▸ **What needs to be done**: Each entry below should be returned exactly as is, with the pictures removed.

▸ **Provided data**:
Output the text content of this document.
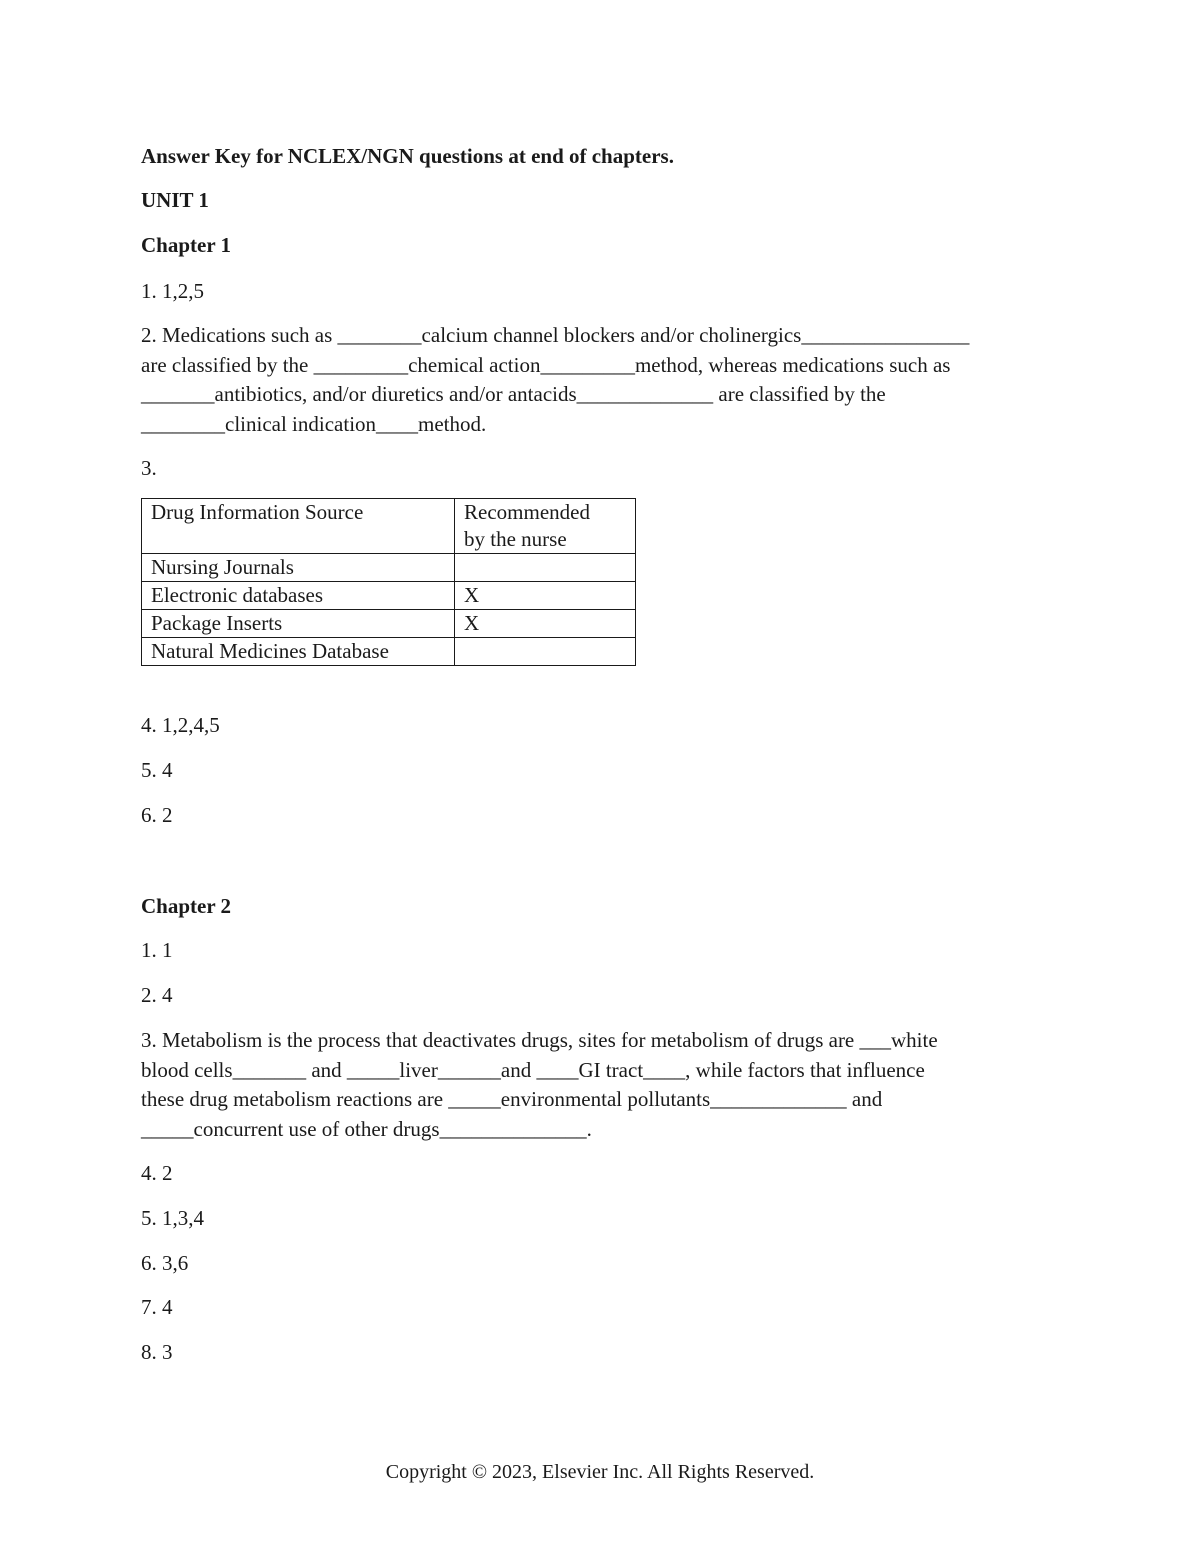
Answer Key for NCLEX/NGN questions at end of chapters.
UNIT 1
Chapter 1
1. 1,2,5
2. Medications such as ________calcium channel blockers and/or cholinergics________________
are classified by the _________chemical action_________method, whereas medications such as
_______antibiotics, and/or diuretics and/or antacids_____________ are classified by the
________clinical indication____method.
3.
Drug Information Source	Recommended
by the nurse

Nursing Journals	
Electronic databases	X
Package Inserts	X
Natural Medicines Database	
4. 1,2,4,5
5. 4
6. 2
Chapter 2
1. 1
2. 4
3. Metabolism is the process that deactivates drugs, sites for metabolism of drugs are ___white
blood cells_______ and _____liver______and ____GI tract____, while factors that influence
these drug metabolism reactions are _____environmental pollutants_____________ and
_____concurrent use of other drugs______________.
4. 2
5. 1,3,4
6. 3,6
7. 4
8. 3
Copyright © 2023, Elsevier Inc. All Rights Reserved.
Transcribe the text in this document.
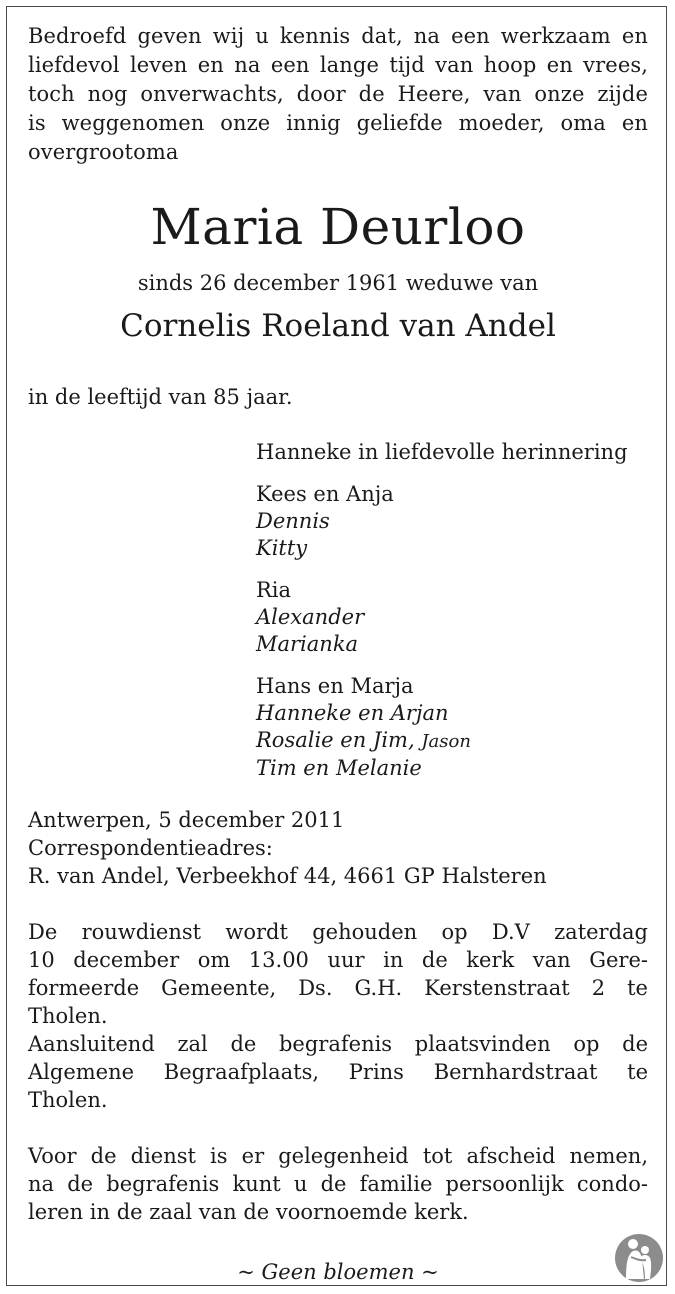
Bedroefd geven wij u kennis dat, na een werkzaam en
liefdevol leven en na een lange tijd van hoop en vrees,
toch nog onverwachts, door de Heere, van onze zijde
is weggenomen onze innig geliefde moeder, oma en
overgrootoma

Maria Deurloo
sinds 26 december 1961 weduwe van
Cornelis Roeland van Andel
in de leeftijd van 85 jaar.
Hanneke in liefdevolle herinnering
Kees en Anja
Dennis
Kitty
Ria
Alexander
Marianka
Hans en Marja
Hanneke en Arjan
Rosalie en Jim, Jason
Tim en Melanie
Antwerpen, 5 december 2011
Correspondentieadres:
R. van Andel, Verbeekhof 44, 4661 GP Halsteren
De rouwdienst wordt gehouden op D.V zaterdag
10 december om 13.00 uur in de kerk van Gere-
formeerde Gemeente, Ds. G.H. Kerstenstraat 2 te
Tholen.
Aansluitend zal de begrafenis plaatsvinden op de
Algemene Begraafplaats, Prins Bernhardstraat te
Tholen.
Voor de dienst is er gelegenheid tot afscheid nemen,
na de begrafenis kunt u de familie persoonlijk condo-
leren in de zaal van de voornoemde kerk.
~ Geen bloemen ~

▸ **Solution to the problem**:
Output the text content of this document.
Answer Key for NCLEX/NGN questions at end of chapters.
UNIT 1
Chapter 1
1. 1,2,5
2. Medications such as ________calcium channel blockers and/or cholinergics________________
are classified by the _________chemical action_________method, whereas medications such as
_______antibiotics, and/or diuretics and/or antacids_____________ are classified by the
________clinical indication____method.
3.
Drug Information Source	Recommended
by the nurse

Nursing Journals	
Electronic databases	X
Package Inserts	X
Natural Medicines Database	
4. 1,2,4,5
5. 4
6. 2
Chapter 2
1. 1
2. 4
3. Metabolism is the process that deactivates drugs, sites for metabolism of drugs are ___white
blood cells_______ and _____liver______and ____GI tract____, while factors that influence
these drug metabolism reactions are _____environmental pollutants_____________ and
_____concurrent use of other drugs______________.
4. 2
5. 1,3,4
6. 3,6
7. 4
8. 3
Copyright © 2023, Elsevier Inc. All Rights Reserved.
Transcribe the text in this document.
Bedroefd geven wij u kennis dat, na een werkzaam en
liefdevol leven en na een lange tijd van hoop en vrees,
toch nog onverwachts, door de Heere, van onze zijde
is weggenomen onze innig geliefde moeder, oma en
overgrootoma

Maria Deurloo
sinds 26 december 1961 weduwe van
Cornelis Roeland van Andel
in de leeftijd van 85 jaar.
Hanneke in liefdevolle herinnering
Kees en Anja
Dennis
Kitty
Ria
Alexander
Marianka
Hans en Marja
Hanneke en Arjan
Rosalie en Jim, Jason
Tim en Melanie
Antwerpen, 5 december 2011
Correspondentieadres:
R. van Andel, Verbeekhof 44, 4661 GP Halsteren
De rouwdienst wordt gehouden op D.V zaterdag
10 december om 13.00 uur in de kerk van Gere-
formeerde Gemeente, Ds. G.H. Kerstenstraat 2 te
Tholen.
Aansluitend zal de begrafenis plaatsvinden op de
Algemene Begraafplaats, Prins Bernhardstraat te
Tholen.
Voor de dienst is er gelegenheid tot afscheid nemen,
na de begrafenis kunt u de familie persoonlijk condo-
leren in de zaal van de voornoemde kerk.
~ Geen bloemen ~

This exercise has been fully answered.